§ **DIRECTIONS**
Compute the number of lines that include the string "knowledge", then output that number and nothing else.

[Stored data]

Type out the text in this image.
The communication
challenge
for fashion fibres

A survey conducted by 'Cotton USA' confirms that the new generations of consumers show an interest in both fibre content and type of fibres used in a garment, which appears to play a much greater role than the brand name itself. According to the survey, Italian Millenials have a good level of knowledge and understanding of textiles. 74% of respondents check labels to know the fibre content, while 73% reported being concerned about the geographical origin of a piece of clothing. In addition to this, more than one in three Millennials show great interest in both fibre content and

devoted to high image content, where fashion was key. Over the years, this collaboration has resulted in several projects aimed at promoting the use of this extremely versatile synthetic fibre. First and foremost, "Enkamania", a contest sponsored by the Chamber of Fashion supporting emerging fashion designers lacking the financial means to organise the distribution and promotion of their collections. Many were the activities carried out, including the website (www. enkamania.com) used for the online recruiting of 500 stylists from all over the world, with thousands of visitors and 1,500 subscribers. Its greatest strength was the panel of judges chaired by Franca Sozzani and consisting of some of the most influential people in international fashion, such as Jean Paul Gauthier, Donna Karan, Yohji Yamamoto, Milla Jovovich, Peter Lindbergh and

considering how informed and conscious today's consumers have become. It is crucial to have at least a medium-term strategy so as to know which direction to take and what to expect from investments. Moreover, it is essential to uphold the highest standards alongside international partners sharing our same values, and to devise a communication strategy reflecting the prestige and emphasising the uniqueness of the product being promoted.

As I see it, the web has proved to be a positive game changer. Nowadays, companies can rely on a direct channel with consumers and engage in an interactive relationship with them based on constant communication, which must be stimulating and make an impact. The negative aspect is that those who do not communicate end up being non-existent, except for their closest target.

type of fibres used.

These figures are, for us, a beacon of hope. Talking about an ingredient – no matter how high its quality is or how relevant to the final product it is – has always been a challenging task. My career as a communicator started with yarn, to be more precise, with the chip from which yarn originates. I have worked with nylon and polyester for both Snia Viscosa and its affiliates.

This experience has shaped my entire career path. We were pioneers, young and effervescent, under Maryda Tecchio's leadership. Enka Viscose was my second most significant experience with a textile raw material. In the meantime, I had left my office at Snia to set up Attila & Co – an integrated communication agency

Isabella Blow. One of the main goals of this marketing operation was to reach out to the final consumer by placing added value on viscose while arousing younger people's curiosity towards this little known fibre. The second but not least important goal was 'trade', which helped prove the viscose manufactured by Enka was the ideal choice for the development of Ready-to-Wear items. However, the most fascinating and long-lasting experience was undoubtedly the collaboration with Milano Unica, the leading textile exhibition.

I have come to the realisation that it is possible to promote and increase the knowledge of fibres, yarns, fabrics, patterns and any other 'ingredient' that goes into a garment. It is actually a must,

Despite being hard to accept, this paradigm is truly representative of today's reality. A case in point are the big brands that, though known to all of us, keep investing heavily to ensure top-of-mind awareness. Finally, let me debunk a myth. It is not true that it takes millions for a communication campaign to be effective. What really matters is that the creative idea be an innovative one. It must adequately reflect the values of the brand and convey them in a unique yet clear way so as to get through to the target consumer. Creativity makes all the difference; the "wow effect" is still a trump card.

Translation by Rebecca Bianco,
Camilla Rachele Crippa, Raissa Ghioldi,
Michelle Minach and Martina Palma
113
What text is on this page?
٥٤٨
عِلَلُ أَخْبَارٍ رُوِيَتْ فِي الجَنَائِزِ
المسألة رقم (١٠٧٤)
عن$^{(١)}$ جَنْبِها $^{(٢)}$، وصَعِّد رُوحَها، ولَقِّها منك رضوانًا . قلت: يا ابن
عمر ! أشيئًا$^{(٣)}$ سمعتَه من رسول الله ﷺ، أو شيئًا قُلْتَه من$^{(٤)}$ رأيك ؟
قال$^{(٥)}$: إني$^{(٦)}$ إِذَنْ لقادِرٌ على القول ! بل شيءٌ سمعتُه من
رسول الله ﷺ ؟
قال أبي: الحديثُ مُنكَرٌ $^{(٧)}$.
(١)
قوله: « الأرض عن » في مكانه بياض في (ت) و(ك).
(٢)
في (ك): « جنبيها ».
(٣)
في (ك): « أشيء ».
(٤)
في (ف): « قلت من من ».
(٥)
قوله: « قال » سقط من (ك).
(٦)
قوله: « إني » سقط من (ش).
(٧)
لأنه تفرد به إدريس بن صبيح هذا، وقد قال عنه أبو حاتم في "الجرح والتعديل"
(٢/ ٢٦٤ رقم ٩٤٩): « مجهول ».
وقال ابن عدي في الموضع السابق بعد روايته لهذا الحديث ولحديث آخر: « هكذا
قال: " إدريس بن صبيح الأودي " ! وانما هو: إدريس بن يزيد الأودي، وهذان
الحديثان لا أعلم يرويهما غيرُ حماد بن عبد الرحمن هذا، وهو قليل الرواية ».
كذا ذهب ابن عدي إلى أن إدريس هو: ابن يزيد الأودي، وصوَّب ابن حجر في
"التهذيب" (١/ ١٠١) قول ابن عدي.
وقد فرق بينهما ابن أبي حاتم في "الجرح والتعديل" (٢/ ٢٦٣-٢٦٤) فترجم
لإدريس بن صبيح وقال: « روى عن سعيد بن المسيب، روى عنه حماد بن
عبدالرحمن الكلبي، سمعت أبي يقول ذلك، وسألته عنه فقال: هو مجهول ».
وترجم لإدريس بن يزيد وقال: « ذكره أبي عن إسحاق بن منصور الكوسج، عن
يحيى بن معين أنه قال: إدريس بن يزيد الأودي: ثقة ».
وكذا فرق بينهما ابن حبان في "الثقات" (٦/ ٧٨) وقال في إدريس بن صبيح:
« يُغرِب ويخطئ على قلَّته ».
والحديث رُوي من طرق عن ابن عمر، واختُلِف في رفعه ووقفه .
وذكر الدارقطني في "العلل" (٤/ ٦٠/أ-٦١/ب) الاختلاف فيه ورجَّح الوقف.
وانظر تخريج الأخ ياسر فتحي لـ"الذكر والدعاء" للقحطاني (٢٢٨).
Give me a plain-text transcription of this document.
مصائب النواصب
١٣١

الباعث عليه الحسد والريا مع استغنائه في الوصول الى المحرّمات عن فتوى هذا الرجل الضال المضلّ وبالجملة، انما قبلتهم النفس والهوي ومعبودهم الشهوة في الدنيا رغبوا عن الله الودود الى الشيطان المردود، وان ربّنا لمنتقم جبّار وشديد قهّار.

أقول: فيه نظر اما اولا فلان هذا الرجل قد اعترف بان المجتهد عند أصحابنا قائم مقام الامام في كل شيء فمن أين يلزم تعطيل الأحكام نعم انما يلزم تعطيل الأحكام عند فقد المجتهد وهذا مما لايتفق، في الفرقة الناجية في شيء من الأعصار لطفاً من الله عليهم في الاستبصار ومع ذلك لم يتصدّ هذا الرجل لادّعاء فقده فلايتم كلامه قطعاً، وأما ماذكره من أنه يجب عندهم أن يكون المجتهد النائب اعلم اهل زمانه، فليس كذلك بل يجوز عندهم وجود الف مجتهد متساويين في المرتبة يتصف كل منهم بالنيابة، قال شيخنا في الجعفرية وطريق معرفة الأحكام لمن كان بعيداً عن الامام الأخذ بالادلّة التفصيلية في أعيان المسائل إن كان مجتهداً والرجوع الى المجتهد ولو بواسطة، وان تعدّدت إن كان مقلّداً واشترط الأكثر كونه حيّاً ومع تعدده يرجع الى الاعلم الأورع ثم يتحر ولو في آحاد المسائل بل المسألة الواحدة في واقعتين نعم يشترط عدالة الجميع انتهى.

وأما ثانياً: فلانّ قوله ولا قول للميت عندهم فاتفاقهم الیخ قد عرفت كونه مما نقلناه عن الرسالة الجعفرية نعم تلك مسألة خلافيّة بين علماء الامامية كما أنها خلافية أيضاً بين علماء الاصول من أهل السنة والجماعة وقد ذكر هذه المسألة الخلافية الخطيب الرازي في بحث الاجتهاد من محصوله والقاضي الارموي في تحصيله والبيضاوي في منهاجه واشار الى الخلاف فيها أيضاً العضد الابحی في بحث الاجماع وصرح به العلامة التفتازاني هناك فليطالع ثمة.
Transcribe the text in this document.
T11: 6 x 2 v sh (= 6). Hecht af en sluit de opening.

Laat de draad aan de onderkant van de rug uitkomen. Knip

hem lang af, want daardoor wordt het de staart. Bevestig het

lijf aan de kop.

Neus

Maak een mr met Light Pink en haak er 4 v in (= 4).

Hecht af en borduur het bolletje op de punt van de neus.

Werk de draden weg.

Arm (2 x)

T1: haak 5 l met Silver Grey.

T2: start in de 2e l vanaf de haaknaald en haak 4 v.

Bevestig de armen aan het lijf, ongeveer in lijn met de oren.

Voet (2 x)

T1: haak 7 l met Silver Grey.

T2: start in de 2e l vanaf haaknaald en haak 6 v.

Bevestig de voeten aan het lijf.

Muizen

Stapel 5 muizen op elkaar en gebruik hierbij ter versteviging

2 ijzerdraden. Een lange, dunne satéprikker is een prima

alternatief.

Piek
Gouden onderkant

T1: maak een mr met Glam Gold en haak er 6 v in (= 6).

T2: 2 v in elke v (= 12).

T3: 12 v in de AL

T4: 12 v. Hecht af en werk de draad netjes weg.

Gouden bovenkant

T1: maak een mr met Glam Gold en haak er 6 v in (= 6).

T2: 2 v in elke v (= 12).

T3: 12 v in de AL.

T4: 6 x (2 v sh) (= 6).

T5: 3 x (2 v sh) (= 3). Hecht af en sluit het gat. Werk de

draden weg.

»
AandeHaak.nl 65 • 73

§ **RESPONSE TO THIS TASK**
2